- WHAT IS NEEDED: Gather every line from the entries below that includes "Changchun".

Data records:

>>>

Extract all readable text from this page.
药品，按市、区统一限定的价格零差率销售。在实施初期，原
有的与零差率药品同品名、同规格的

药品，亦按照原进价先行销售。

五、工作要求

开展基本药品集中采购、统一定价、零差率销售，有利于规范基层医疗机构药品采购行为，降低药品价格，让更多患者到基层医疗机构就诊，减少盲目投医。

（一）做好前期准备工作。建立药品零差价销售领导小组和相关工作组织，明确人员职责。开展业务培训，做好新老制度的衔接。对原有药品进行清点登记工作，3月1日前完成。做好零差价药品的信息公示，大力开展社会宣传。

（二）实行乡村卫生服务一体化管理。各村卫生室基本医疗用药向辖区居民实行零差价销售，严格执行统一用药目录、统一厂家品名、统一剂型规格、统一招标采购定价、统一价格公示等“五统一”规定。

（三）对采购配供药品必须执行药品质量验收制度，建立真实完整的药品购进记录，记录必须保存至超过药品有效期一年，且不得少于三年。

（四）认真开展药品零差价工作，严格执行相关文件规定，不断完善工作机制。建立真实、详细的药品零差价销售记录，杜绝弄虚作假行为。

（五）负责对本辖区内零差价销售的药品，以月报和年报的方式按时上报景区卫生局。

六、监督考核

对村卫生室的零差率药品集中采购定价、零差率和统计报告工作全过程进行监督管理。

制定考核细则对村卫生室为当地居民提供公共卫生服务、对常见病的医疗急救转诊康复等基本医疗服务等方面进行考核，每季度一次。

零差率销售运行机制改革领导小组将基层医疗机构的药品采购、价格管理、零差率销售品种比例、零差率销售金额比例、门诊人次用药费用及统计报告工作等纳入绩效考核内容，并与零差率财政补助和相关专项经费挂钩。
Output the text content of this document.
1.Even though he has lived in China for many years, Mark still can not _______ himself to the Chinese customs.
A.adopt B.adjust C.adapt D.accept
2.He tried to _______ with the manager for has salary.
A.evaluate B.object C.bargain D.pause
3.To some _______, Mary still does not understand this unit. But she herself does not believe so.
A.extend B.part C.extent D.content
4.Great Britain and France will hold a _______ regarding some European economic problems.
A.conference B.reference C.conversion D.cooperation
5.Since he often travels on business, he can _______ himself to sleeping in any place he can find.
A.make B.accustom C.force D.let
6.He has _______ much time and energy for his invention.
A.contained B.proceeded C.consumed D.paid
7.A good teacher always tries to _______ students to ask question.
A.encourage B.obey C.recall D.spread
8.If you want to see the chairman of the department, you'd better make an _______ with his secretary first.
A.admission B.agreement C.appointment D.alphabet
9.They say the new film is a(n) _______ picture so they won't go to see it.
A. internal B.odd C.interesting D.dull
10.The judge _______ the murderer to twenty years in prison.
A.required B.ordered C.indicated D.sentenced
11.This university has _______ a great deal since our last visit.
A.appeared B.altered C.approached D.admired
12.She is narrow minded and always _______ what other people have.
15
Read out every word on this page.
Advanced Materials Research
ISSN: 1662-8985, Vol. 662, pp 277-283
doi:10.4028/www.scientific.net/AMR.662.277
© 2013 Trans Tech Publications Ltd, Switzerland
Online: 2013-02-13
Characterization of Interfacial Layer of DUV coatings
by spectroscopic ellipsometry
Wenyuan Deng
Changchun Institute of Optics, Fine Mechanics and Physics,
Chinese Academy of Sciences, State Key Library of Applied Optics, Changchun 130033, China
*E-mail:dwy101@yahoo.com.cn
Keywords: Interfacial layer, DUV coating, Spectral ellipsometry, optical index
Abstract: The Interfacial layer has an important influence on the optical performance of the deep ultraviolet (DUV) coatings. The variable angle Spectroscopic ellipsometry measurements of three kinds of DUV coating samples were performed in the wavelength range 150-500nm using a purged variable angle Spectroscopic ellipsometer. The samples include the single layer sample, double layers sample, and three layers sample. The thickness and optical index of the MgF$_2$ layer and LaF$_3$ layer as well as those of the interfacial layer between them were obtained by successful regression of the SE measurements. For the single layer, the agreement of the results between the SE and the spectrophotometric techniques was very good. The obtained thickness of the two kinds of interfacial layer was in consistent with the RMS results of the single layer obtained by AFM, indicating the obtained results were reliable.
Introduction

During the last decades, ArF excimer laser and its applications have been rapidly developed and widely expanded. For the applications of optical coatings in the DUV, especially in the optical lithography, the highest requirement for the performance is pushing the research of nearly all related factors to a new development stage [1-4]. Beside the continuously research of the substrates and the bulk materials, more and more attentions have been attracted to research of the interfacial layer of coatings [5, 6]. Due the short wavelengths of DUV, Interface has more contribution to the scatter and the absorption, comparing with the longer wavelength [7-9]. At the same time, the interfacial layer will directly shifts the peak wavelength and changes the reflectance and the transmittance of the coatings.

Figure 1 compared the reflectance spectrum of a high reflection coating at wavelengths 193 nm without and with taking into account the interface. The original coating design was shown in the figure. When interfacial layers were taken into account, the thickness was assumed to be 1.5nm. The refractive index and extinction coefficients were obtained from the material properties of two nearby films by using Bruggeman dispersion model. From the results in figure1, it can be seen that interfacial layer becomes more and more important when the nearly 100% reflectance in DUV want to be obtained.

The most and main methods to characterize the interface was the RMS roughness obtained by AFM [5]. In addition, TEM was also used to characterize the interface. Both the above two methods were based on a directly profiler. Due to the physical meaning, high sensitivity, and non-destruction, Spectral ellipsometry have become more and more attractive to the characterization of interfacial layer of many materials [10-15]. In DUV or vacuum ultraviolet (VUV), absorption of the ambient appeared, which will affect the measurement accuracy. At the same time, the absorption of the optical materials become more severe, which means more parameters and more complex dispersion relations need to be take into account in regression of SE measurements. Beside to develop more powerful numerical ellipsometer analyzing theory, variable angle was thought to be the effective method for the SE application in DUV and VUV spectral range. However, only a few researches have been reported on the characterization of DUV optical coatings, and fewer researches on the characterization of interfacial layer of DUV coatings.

<<<

- TASK ANSWER:
Changchun Institute of Optics, Fine Mechanics and Physics,
Chinese Academy of Sciences, State Key Library of Applied Optics, Changchun 130033, China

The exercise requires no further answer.